## [Dataset]
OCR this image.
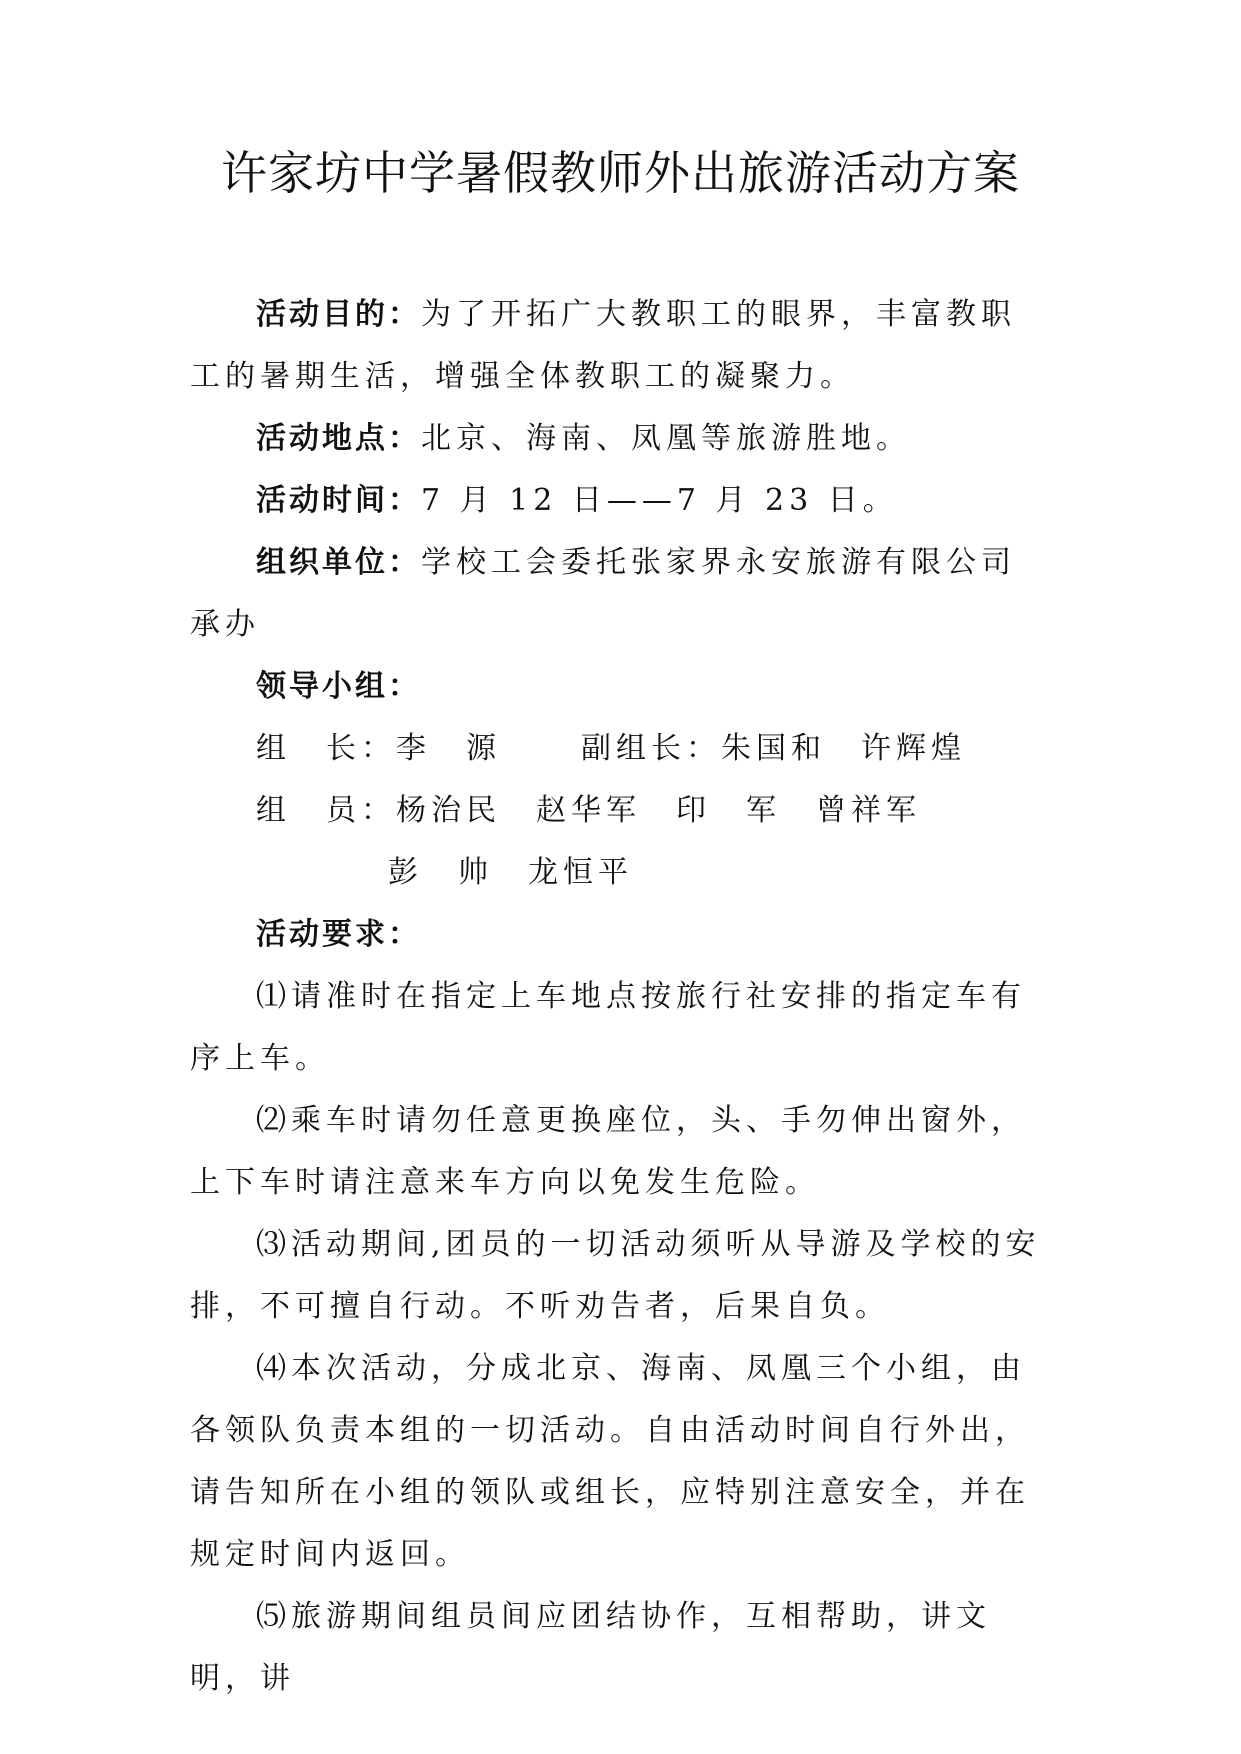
许家坊中学暑假教师外出旅游活动方案

活动目的：为了开拓广大教职工的眼界，丰富教职工的暑期生活，增强全体教职工的凝聚力。

活动地点：北京、海南、凤凰等旅游胜地。

活动时间：7 月 12 日——7 月 23 日。

组织单位：学校工会委托张家界永安旅游有限公司承办

领导小组：

组　长：李　源	副组长：朱国和　许辉煌
组　员：杨治民　赵华军　印　军　曾祥军
彭　帅　龙恒平

活动要求：

⑴请准时在指定上车地点按旅行社安排的指定车有序上车。

⑵乘车时请勿任意更换座位，头、手勿伸出窗外，上下车时请注意来车方向以免发生危险。

⑶活动期间,团员的一切活动须听从导游及学校的安排，不可擅自行动。不听劝告者，后果自负。

⑷本次活动，分成北京、海南、凤凰三个小组，由各领队负责本组的一切活动。自由活动时间自行外出，请告知所在小组的领队或组长，应特别注意安全，并在规定时间内返回。

⑸旅游期间组员间应团结协作，互相帮助，讲文明，讲
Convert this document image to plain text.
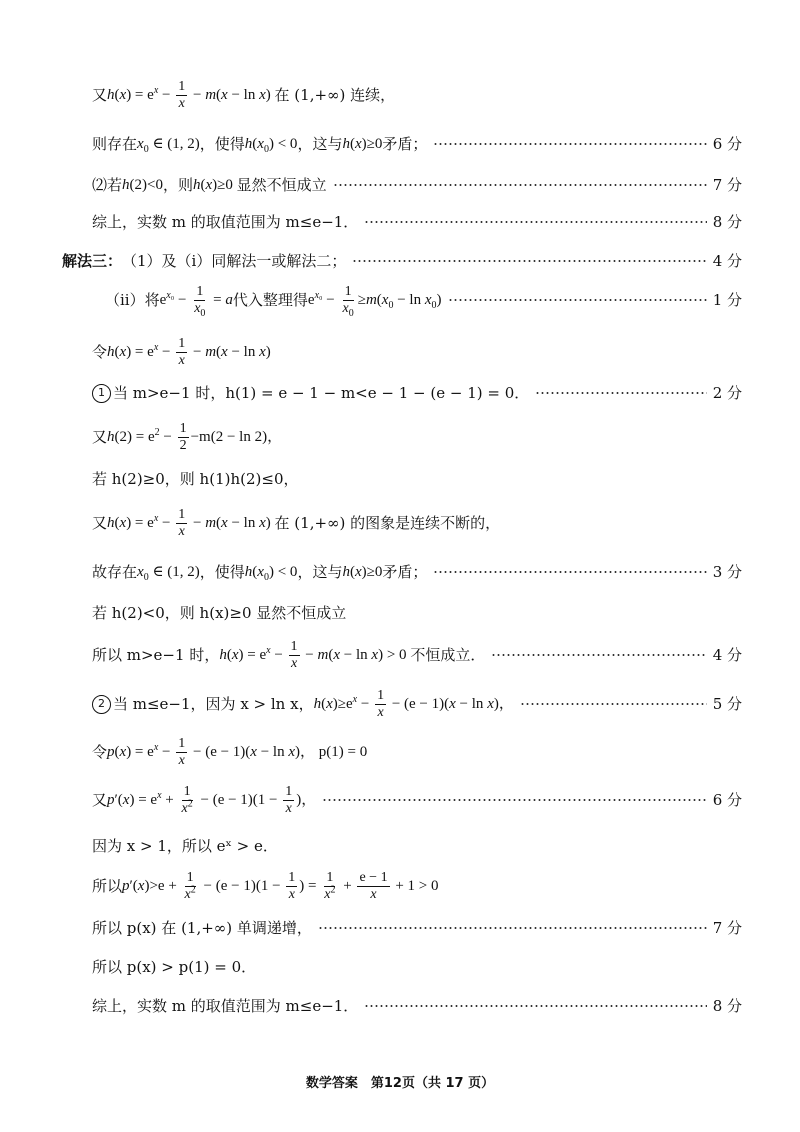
又 $h(x) = e^x - \frac{1}{x} - m(x - \ln x)$ 在 (1,+∞) 连续，
则存在 $x_0$ ∈ (1, 2) ，使得 $h(x_0) < 0$ ，这与 h(x)≥0 矛盾；	6 分
⑵若 h(2)<0 ，则 h(x)≥0 显然不恒成立	7 分
综上，实数 m 的取值范围为 m≤e−1．	8 分
解法三： （1）及（i）同解法一或解法二；	4 分
（ii）将 $e^{x_0} - \frac{1}{x_0} = a$ 代入整理得 $e^{x_0} - \frac{1}{x_0} \ge m(x_0 - \ln x_0)$	1 分
令 $h(x) = e^x - \frac{1}{x} - m(x - \ln x)$
1 当 m>e−1 时，h(1) = e − 1 − m<e − 1 − (e − 1) = 0．	2 分
又 $h(2) = e^2 - \frac{1}{2} -m(2 - \ln 2)$，
若 h(2)≥0，则 h(1)h(2)≤0，
又 $h(x) = e^x - \frac{1}{x} - m(x - \ln x)$ 在 (1,+∞) 的图象是连续不断的，
故存在 $x_0$ ∈ (1, 2) ，使得 $h(x_0) < 0$ ，这与 h(x)≥0 矛盾；	3 分
若 h(2)<0，则 h(x)≥0 显然不恒成立
所以 m>e−1 时， $h(x) = e^x - \frac{1}{x} - m(x - \ln x) > 0$ 不恒成立．	4 分
2 当 m≤e−1，因为 x > ln x， $h(x)\ge e^x - \frac{1}{x} - (e - 1)(x - \ln x)$，	5 分
令 $p(x) = e^x - \frac{1}{x} - (e - 1)(x - \ln x)$， p(1) = 0
又 $p'(x) = e^x + \frac{1}{x^2} - (e - 1)(1 - \frac{1}{x}$ )，	6 分
因为 x > 1，所以 eˣ > e．
所以 $p'(x)>e + \frac{1}{x^2} - (e - 1)(1 - \frac{1}{x}$ ) = $\frac{1}{x^2} + \frac{e - 1}{x} + 1 > 0$
所以 p(x) 在 (1,+∞) 单调递增，	7 分
所以 p(x) > p(1) = 0．
综上，实数 m 的取值范围为 m≤e−1．	8 分
数学答案　第12页（共 17 页）
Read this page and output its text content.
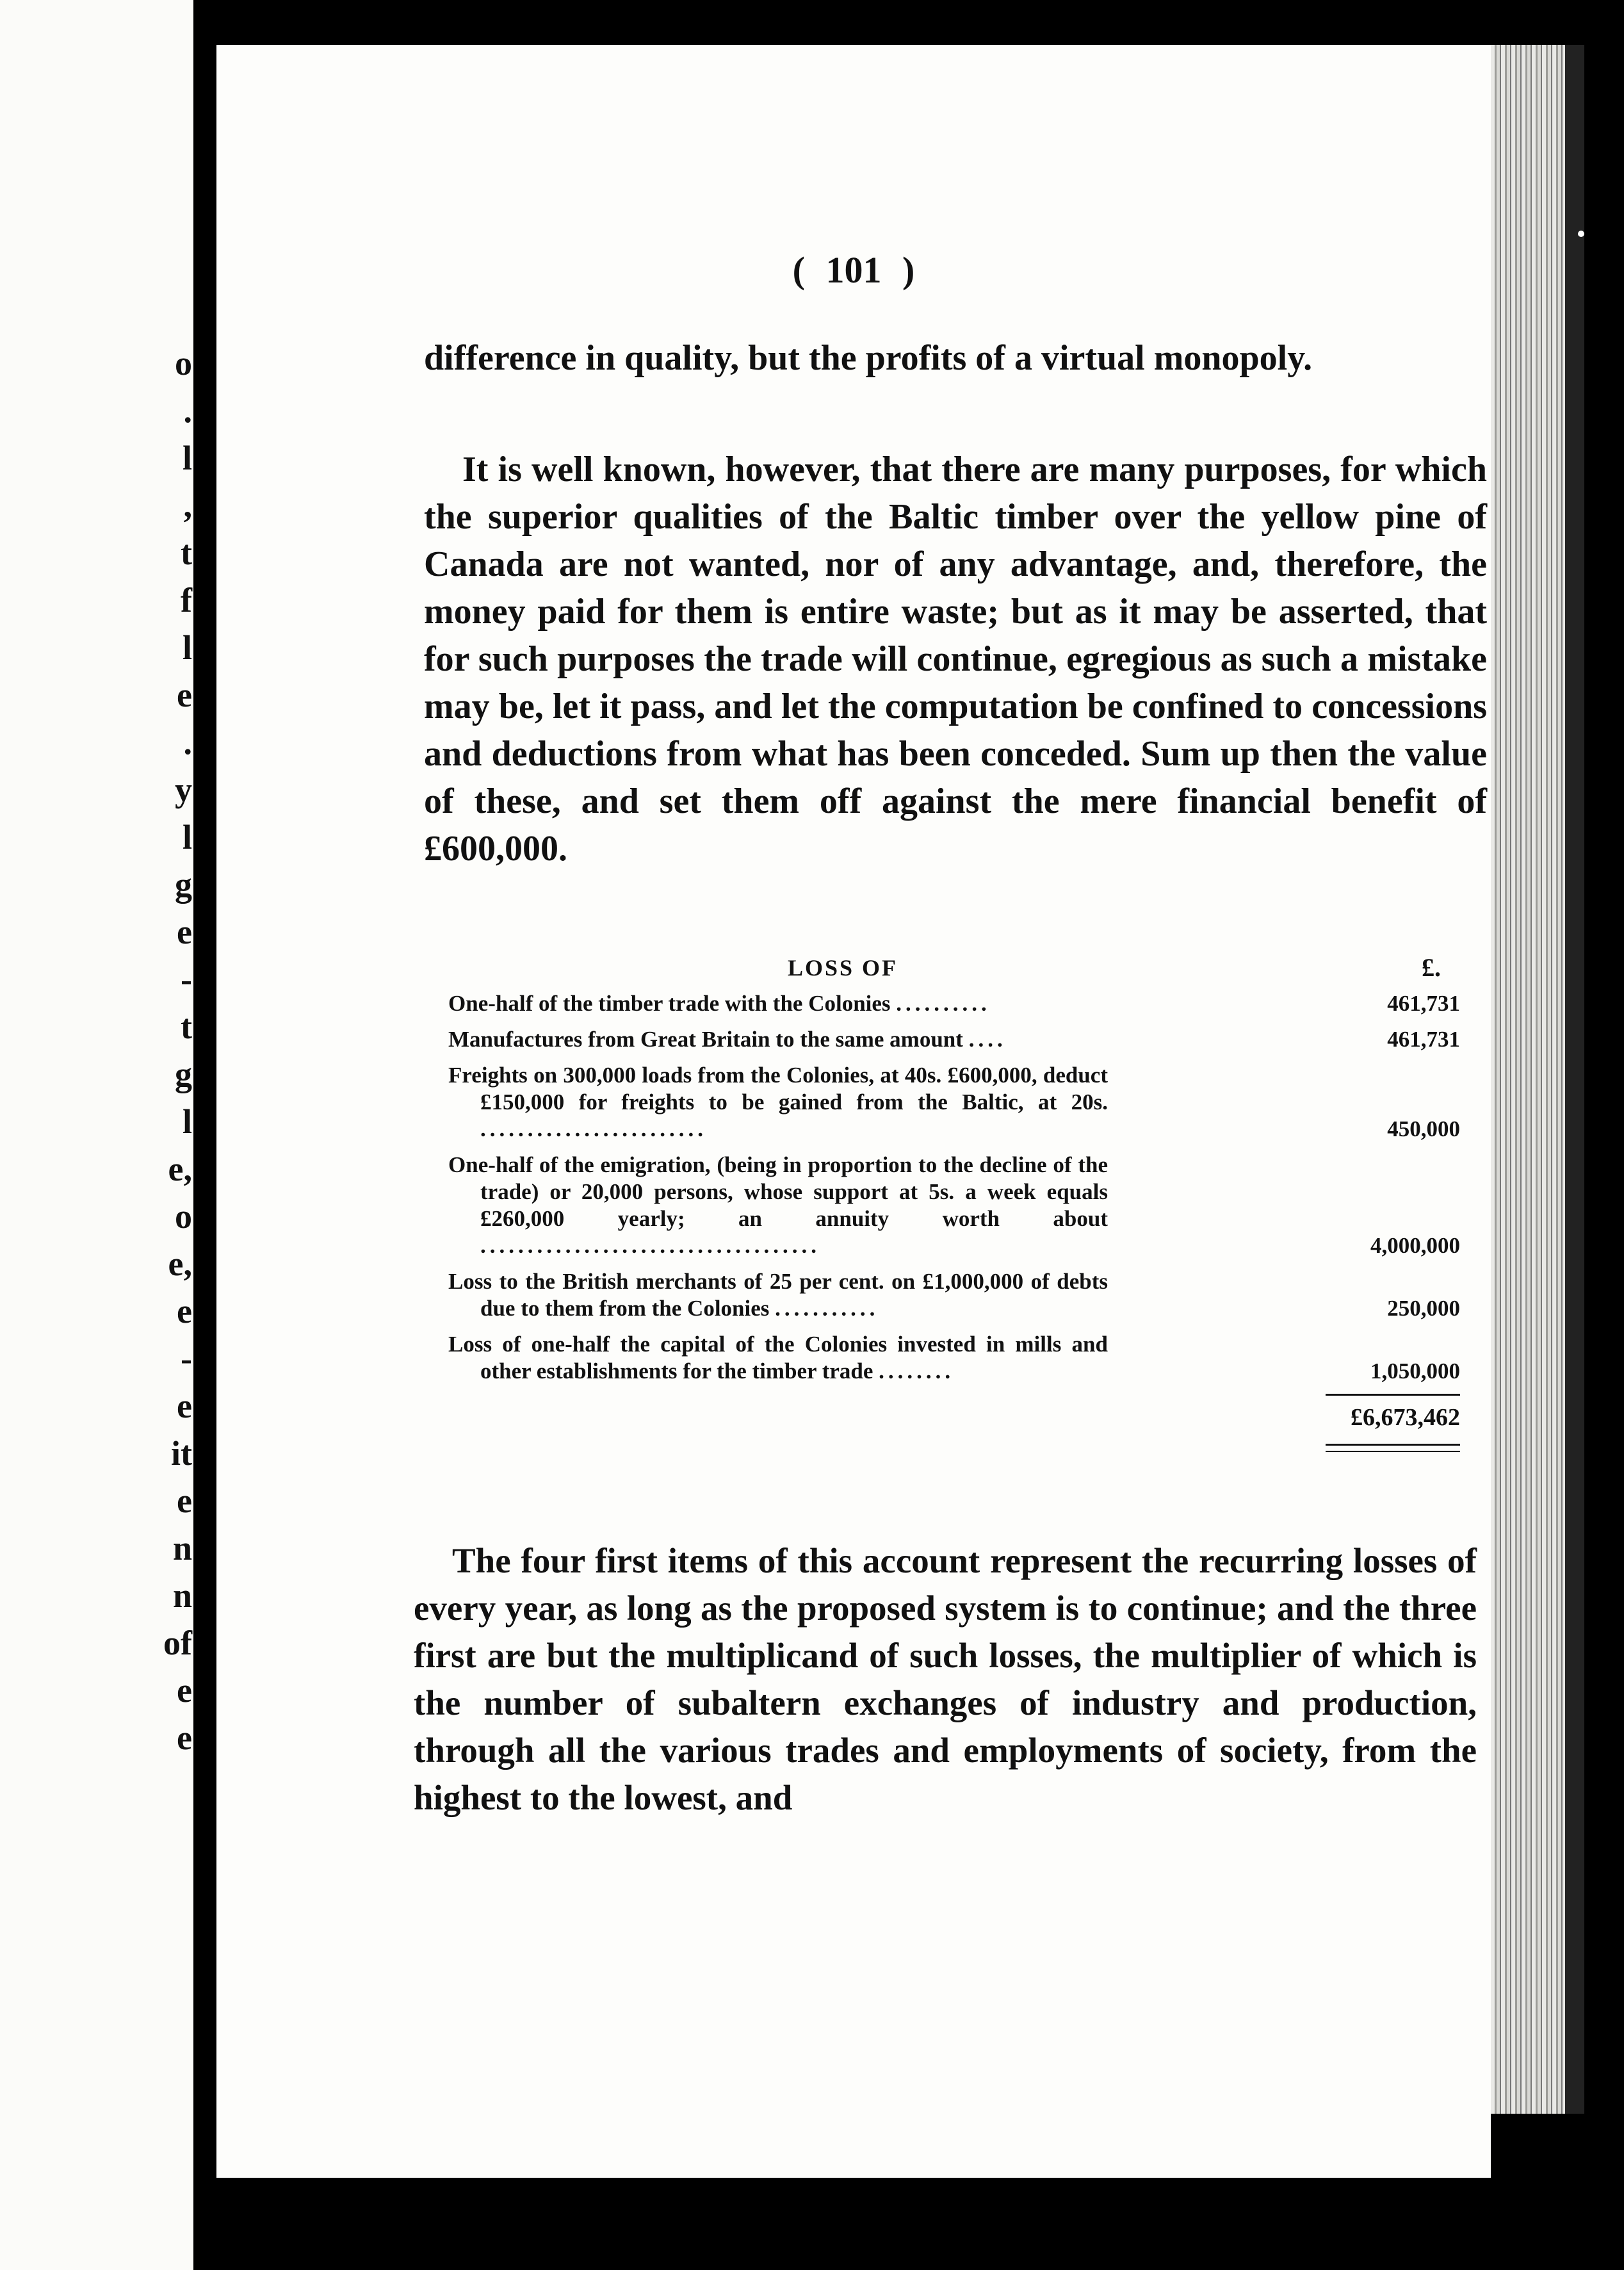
o
.
l
,
t
f
l
e
.
y
l
g
e
-
t
g
l
e,
o
e,
e
-
e
it
e
n
n
of
e
e
( 101 )

difference in quality, but the profits of a virtual monopoly.

It is well known, however, that there are many purposes, for which the superior qualities of the Baltic timber over the yellow pine of Canada are not wanted, nor of any advantage, and, therefore, the money paid for them is entire waste; but as it may be asserted, that for such purposes the trade will continue, egregious as such a mistake may be, let it pass, and let the computation be confined to concessions and deductions from what has been conceded. Sum up then the value of these, and set them off against the mere financial benefit of £600,000.

LOSS OF	£.
One-half of the timber trade with the Colonies ..........	461,731
Manufactures from Great Britain to the same amount ....	461,731
Freights on 300,000 loads from the Colonies, at 40s. £600,000, deduct £150,000 for freights to be gained from the Baltic, at 20s. ........................	450,000
One-half of the emigration, (being in proportion to the decline of the trade) or 20,000 persons, whose support at 5s. a week equals £260,000 yearly; an annuity worth about ....................................	4,000,000
Loss to the British merchants of 25 per cent. on £1,000,000 of debts due to them from the Colonies ...........	250,000
Loss of one-half the capital of the Colonies invested in mills and other establishments for the timber trade ........	1,050,000
£6,673,462

The four first items of this account represent the recurring losses of every year, as long as the proposed system is to continue; and the three first are but the multiplicand of such losses, the multiplier of which is the number of subaltern exchanges of industry and production, through all the various trades and employments of society, from the highest to the lowest, and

## [Task goal]
State how many lines of the data include the word "this", with nothing else.

## [The output]
4